Task directions: Check each line of the listing for the word "KCTPM" and give only the number of lines that have it.

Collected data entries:
- - -
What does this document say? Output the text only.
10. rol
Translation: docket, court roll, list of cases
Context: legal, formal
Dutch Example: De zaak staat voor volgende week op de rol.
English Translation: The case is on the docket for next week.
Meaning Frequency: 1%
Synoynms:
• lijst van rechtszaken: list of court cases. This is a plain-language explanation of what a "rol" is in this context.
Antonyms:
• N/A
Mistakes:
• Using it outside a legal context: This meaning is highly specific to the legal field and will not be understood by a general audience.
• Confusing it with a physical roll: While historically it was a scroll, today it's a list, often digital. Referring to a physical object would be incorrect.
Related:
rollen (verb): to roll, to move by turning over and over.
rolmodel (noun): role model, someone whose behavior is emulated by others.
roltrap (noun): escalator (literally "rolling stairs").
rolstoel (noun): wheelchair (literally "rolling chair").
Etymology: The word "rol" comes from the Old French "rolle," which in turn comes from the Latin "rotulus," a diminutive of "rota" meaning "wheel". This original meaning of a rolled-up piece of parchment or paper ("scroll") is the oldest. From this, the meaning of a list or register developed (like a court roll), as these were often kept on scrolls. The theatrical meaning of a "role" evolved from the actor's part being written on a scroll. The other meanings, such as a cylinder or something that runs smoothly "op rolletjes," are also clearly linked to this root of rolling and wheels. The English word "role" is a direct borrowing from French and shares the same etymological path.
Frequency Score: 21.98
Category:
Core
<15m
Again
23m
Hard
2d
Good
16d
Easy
- - -
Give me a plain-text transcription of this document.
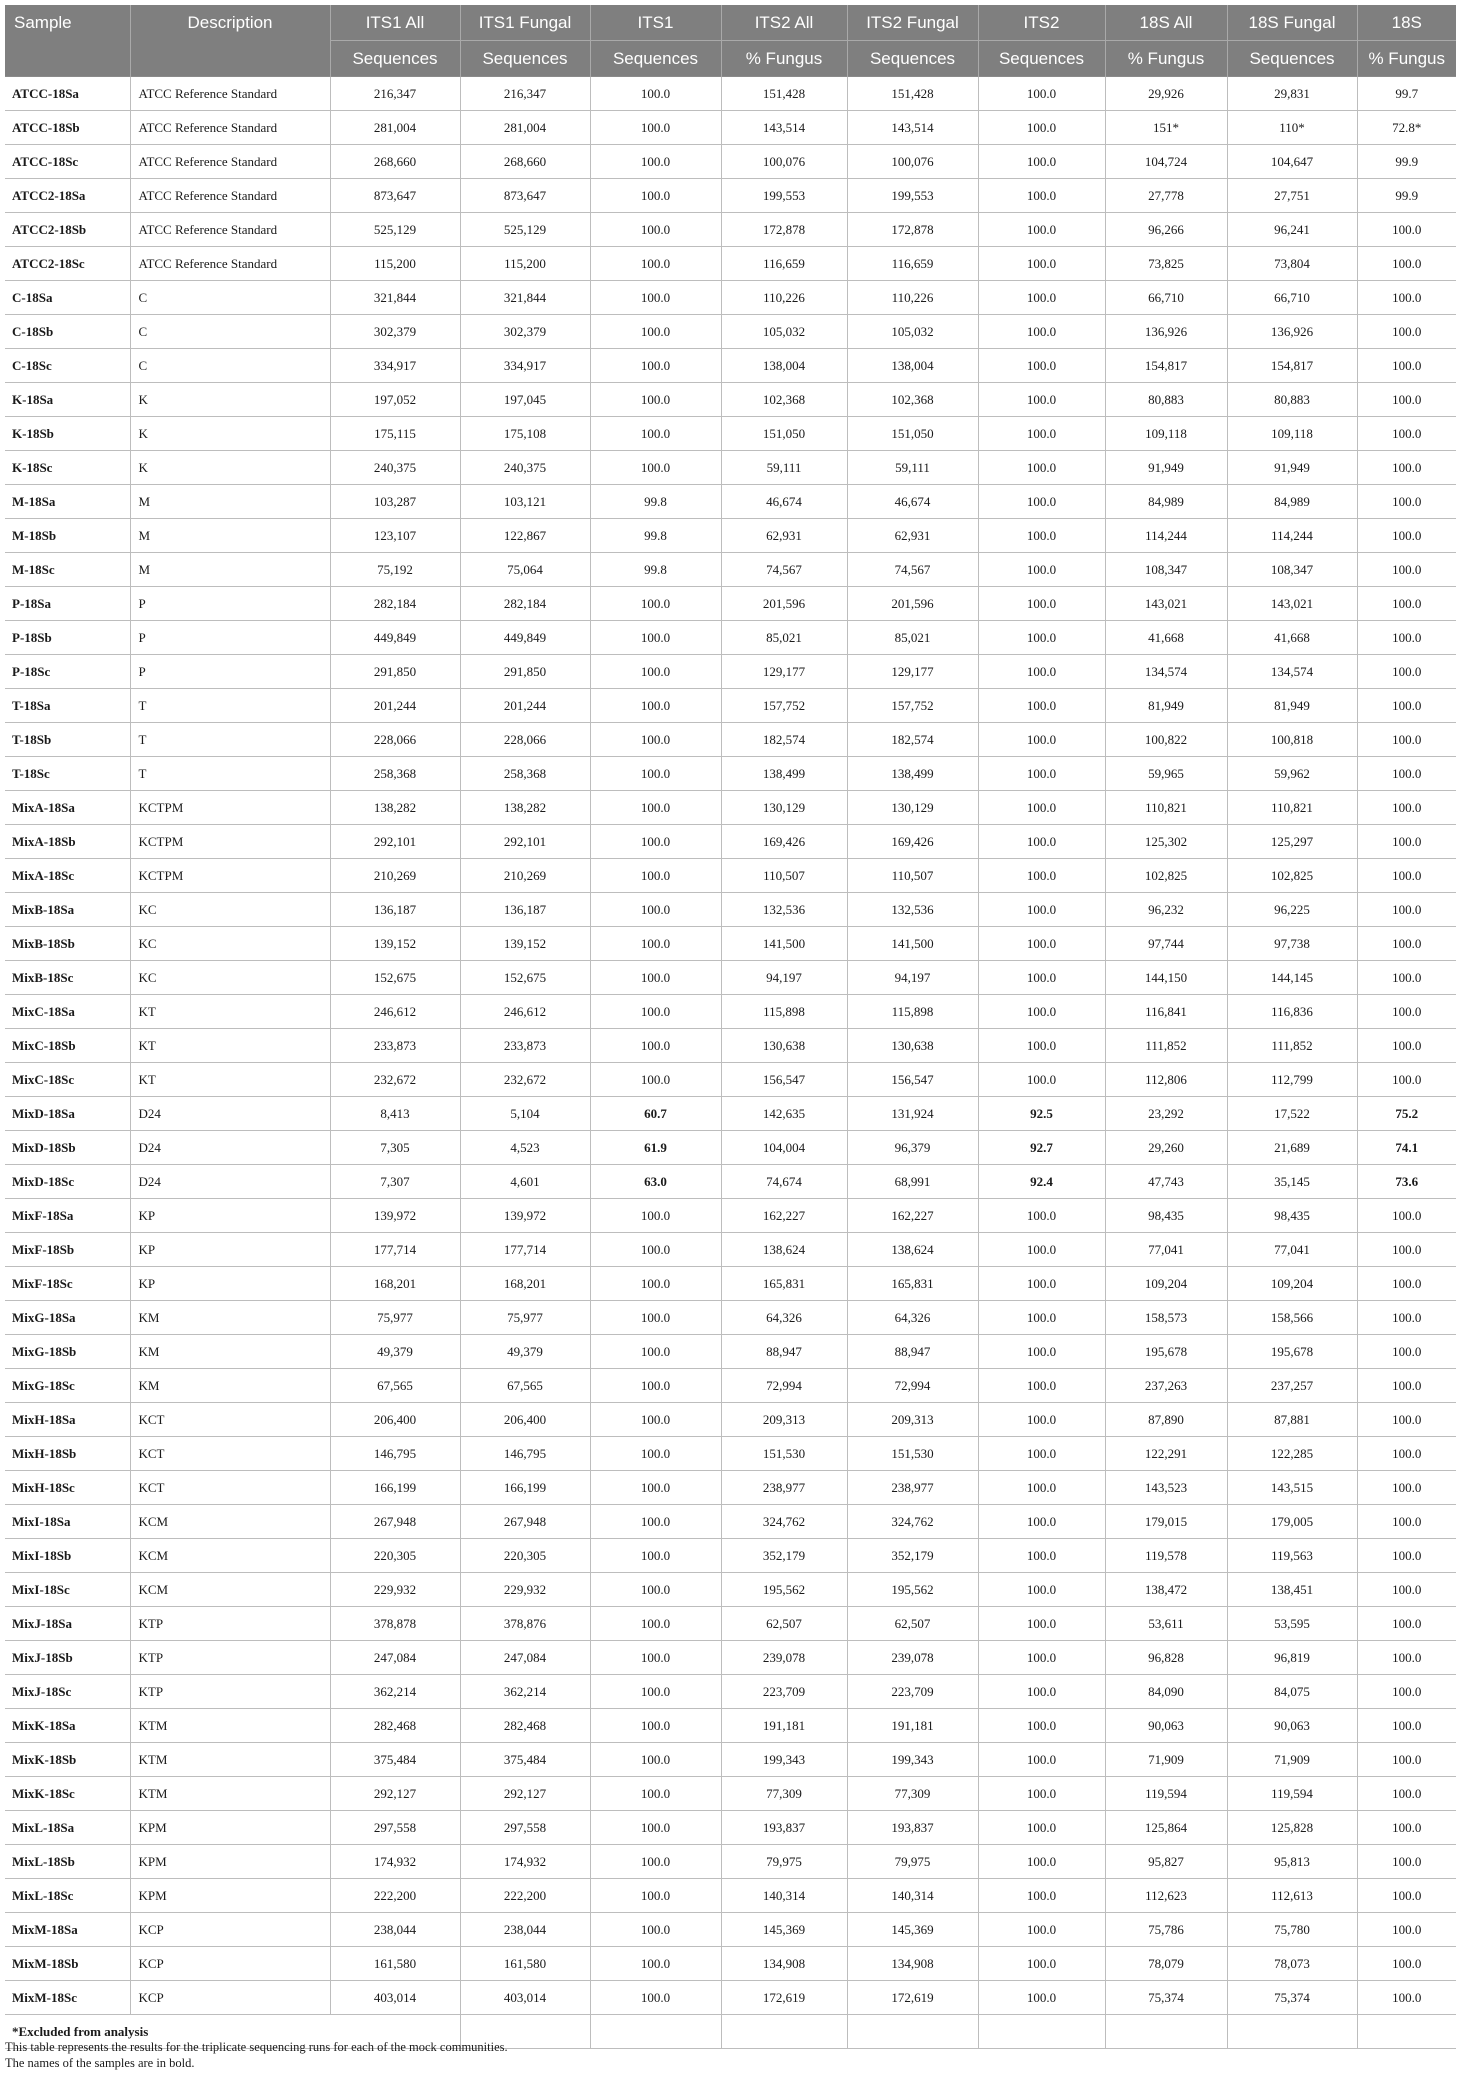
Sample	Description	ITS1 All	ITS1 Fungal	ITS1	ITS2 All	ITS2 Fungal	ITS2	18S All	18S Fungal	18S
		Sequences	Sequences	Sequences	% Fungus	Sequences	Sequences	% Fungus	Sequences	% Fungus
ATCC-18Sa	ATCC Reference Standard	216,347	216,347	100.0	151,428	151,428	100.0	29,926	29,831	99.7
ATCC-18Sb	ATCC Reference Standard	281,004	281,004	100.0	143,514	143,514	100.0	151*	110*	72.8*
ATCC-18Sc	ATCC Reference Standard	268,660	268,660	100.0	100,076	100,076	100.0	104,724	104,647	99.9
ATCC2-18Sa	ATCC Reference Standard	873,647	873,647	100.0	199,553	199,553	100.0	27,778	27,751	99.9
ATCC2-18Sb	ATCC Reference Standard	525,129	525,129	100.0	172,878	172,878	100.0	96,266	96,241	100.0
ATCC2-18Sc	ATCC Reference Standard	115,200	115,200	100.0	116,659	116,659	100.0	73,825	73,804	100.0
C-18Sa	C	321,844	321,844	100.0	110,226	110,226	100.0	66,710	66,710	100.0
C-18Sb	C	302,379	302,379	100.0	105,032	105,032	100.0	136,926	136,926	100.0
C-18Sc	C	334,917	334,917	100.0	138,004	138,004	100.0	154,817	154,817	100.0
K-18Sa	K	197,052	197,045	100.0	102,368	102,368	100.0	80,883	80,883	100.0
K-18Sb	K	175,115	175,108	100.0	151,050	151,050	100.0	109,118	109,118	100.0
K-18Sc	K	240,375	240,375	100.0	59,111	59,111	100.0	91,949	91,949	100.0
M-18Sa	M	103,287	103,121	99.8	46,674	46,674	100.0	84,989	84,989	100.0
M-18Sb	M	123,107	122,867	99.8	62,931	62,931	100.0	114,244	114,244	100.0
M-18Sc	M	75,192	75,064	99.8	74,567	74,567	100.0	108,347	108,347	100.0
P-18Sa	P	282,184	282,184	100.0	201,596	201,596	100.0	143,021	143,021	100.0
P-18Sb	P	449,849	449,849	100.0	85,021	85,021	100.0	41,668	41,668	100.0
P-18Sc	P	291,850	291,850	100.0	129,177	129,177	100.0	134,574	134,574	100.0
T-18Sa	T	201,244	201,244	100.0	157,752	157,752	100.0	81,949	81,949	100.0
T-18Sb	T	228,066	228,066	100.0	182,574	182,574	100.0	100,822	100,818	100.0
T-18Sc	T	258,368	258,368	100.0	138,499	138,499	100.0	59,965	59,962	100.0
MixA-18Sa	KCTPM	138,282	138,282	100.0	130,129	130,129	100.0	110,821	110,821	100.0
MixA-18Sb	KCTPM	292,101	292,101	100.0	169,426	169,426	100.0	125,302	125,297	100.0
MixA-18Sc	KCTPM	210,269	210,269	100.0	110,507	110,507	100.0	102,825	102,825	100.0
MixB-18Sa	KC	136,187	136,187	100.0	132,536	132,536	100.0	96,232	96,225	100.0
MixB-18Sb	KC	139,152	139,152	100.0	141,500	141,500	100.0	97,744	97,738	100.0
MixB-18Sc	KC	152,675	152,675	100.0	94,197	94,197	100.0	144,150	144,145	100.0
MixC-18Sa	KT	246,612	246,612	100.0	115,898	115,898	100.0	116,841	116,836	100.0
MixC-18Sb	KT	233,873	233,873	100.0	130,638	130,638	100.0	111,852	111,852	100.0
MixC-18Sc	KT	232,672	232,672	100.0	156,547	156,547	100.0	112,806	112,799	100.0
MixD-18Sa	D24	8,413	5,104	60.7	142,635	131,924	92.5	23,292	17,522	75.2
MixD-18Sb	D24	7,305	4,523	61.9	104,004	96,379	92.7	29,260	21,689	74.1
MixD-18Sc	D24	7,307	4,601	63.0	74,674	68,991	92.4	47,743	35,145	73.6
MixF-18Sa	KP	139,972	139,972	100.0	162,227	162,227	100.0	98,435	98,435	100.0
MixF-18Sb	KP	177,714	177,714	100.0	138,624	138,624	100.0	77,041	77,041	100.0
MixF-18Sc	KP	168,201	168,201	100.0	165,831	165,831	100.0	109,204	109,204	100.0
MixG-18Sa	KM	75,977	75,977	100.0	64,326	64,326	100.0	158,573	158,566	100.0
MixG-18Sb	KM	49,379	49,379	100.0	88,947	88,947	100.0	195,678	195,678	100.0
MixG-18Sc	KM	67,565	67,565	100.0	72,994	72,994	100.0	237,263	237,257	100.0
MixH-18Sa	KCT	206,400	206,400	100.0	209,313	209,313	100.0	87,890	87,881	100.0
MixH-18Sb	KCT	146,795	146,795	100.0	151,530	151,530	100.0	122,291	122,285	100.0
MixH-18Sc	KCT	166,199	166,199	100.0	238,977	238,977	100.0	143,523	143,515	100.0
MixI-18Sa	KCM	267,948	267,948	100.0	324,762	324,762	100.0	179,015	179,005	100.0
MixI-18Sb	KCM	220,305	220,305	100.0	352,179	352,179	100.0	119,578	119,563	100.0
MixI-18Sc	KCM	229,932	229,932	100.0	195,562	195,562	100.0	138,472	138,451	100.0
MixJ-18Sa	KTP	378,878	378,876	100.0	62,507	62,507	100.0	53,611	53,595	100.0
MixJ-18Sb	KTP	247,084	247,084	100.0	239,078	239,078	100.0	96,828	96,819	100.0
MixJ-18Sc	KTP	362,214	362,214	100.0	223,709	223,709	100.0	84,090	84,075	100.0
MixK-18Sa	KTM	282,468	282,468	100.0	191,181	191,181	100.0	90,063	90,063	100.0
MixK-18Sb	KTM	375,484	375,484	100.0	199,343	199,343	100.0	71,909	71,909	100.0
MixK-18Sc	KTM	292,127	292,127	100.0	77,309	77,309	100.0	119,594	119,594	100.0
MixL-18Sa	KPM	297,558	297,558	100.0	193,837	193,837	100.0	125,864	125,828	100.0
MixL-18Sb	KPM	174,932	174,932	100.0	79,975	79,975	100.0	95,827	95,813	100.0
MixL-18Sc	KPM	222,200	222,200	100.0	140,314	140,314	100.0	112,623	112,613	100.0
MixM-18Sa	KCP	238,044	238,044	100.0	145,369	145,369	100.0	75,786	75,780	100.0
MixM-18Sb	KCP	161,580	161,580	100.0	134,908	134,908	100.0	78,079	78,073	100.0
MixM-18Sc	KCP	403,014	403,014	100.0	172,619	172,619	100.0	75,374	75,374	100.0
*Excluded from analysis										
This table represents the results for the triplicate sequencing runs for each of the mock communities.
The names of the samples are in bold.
- - -
Answer to the exercise: 3